Here are some records. Copy each one exactly.
========================================================================
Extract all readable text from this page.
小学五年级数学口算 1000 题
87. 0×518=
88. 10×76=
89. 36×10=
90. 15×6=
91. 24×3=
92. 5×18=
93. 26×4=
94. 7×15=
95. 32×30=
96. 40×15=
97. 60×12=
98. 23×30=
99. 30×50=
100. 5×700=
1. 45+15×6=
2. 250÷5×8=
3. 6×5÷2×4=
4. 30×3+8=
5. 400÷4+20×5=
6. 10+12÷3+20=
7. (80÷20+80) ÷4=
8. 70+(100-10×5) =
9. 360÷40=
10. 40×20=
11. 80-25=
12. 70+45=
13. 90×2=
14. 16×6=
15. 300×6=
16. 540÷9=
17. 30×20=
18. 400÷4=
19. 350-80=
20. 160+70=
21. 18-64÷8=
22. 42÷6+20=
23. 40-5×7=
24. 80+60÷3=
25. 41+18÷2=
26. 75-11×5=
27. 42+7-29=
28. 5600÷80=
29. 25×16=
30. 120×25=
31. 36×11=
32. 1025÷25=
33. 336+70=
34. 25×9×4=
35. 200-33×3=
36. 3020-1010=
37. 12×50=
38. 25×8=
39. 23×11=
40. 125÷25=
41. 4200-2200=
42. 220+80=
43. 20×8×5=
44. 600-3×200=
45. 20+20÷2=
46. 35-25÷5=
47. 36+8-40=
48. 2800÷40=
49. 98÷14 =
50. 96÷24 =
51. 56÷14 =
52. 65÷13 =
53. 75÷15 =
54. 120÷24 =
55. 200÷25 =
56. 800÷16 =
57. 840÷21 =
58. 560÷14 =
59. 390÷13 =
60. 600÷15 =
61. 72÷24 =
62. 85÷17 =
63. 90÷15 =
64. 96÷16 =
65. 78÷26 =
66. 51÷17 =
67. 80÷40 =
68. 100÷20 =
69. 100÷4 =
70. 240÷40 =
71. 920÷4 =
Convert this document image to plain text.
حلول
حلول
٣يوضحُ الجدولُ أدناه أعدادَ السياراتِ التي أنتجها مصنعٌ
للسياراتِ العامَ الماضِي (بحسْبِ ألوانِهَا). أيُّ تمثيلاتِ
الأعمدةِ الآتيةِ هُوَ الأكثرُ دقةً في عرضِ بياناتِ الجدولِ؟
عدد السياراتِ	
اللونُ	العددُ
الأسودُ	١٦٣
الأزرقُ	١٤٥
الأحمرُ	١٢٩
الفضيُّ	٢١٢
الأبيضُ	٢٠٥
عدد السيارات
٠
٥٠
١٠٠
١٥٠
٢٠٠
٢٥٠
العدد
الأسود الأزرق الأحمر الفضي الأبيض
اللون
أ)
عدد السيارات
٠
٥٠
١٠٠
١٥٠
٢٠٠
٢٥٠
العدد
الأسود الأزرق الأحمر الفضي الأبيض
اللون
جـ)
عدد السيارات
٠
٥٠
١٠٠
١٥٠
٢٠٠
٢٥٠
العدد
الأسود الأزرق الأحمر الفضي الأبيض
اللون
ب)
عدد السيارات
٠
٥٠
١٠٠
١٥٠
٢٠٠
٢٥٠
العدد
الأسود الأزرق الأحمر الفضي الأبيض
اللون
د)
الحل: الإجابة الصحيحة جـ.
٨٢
========================================================================
Finished task ->
Extract all readable text from this page.
小学五年级数学口算 1000 题
87. 0×518=
88. 10×76=
89. 36×10=
90. 15×6=
91. 24×3=
92. 5×18=
93. 26×4=
94. 7×15=
95. 32×30=
96. 40×15=
97. 60×12=
98. 23×30=
99. 30×50=
100. 5×700=
1. 45+15×6=
2. 250÷5×8=
3. 6×5÷2×4=
4. 30×3+8=
5. 400÷4+20×5=
6. 10+12÷3+20=
7. (80÷20+80) ÷4=
8. 70+(100-10×5) =
9. 360÷40=
10. 40×20=
11. 80-25=
12. 70+45=
13. 90×2=
14. 16×6=
15. 300×6=
16. 540÷9=
17. 30×20=
18. 400÷4=
19. 350-80=
20. 160+70=
21. 18-64÷8=
22. 42÷6+20=
23. 40-5×7=
24. 80+60÷3=
25. 41+18÷2=
26. 75-11×5=
27. 42+7-29=
28. 5600÷80=
29. 25×16=
30. 120×25=
31. 36×11=
32. 1025÷25=
33. 336+70=
34. 25×9×4=
35. 200-33×3=
36. 3020-1010=
37. 12×50=
38. 25×8=
39. 23×11=
40. 125÷25=
41. 4200-2200=
42. 220+80=
43. 20×8×5=
44. 600-3×200=
45. 20+20÷2=
46. 35-25÷5=
47. 36+8-40=
48. 2800÷40=
49. 98÷14 =
50. 96÷24 =
51. 56÷14 =
52. 65÷13 =
53. 75÷15 =
54. 120÷24 =
55. 200÷25 =
56. 800÷16 =
57. 840÷21 =
58. 560÷14 =
59. 390÷13 =
60. 600÷15 =
61. 72÷24 =
62. 85÷17 =
63. 90÷15 =
64. 96÷16 =
65. 78÷26 =
66. 51÷17 =
67. 80÷40 =
68. 100÷20 =
69. 100÷4 =
70. 240÷40 =
71. 920÷4 =
Convert this document image to plain text.
حلول
حلول
٣يوضحُ الجدولُ أدناه أعدادَ السياراتِ التي أنتجها مصنعٌ
للسياراتِ العامَ الماضِي (بحسْبِ ألوانِهَا). أيُّ تمثيلاتِ
الأعمدةِ الآتيةِ هُوَ الأكثرُ دقةً في عرضِ بياناتِ الجدولِ؟
عدد السياراتِ	
اللونُ	العددُ
الأسودُ	١٦٣
الأزرقُ	١٤٥
الأحمرُ	١٢٩
الفضيُّ	٢١٢
الأبيضُ	٢٠٥
عدد السيارات
٠
٥٠
١٠٠
١٥٠
٢٠٠
٢٥٠
العدد
الأسود الأزرق الأحمر الفضي الأبيض
اللون
أ)
عدد السيارات
٠
٥٠
١٠٠
١٥٠
٢٠٠
٢٥٠
العدد
الأسود الأزرق الأحمر الفضي الأبيض
اللون
جـ)
عدد السيارات
٠
٥٠
١٠٠
١٥٠
٢٠٠
٢٥٠
العدد
الأسود الأزرق الأحمر الفضي الأبيض
اللون
ب)
عدد السيارات
٠
٥٠
١٠٠
١٥٠
٢٠٠
٢٥٠
العدد
الأسود الأزرق الأحمر الفضي الأبيض
اللون
د)
الحل: الإجابة الصحيحة جـ.
٨٢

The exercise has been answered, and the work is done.